Saved entries:

# # #

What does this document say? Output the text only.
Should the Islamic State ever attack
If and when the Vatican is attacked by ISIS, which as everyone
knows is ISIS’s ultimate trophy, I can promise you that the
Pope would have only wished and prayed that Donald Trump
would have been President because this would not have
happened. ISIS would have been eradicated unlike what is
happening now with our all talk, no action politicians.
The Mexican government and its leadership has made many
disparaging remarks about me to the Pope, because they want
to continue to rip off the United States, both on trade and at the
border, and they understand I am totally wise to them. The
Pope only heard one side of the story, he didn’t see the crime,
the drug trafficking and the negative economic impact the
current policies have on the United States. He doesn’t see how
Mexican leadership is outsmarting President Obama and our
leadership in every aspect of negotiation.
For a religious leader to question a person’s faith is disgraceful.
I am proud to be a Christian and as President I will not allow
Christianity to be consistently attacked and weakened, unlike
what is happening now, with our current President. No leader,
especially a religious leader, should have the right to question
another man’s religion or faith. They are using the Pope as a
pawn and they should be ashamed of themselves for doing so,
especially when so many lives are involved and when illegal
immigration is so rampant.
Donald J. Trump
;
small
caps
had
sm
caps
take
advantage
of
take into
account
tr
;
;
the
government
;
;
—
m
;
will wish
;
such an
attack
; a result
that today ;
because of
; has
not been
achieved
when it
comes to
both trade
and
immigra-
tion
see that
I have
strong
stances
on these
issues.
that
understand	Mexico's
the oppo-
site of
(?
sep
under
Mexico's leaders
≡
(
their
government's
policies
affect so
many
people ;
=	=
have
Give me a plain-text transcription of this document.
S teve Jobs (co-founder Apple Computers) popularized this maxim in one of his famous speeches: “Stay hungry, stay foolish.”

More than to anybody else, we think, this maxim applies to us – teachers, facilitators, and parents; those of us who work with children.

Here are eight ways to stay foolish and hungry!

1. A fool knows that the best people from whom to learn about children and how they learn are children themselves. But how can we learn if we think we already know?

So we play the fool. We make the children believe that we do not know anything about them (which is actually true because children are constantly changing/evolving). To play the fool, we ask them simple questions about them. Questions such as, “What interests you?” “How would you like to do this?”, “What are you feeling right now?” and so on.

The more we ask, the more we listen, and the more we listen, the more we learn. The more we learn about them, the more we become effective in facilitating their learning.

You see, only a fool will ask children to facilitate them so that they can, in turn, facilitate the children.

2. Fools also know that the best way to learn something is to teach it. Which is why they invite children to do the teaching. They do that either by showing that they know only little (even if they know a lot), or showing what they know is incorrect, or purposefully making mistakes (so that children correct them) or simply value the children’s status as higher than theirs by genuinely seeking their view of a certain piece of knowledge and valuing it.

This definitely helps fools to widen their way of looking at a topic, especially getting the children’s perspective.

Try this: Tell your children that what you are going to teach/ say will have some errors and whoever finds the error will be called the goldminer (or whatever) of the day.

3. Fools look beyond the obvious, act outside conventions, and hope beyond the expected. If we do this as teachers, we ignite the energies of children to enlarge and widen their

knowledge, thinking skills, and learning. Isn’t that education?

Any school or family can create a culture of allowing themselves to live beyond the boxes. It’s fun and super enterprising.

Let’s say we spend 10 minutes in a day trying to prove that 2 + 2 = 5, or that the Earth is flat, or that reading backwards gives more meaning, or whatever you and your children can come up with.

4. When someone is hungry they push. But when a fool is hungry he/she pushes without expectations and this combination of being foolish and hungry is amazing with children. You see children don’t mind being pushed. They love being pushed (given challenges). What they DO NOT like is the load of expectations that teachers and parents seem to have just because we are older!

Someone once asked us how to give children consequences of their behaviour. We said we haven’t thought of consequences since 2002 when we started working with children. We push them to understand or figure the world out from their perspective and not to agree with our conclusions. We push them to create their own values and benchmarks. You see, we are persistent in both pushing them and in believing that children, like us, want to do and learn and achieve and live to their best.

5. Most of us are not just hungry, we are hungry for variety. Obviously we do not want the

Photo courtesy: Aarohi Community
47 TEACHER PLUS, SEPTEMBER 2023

# # #

- WRITTEN PROBLEM:
Reply with nothing but the number of lines that contain the word "document".

- WRITTEN RESPONSE:
2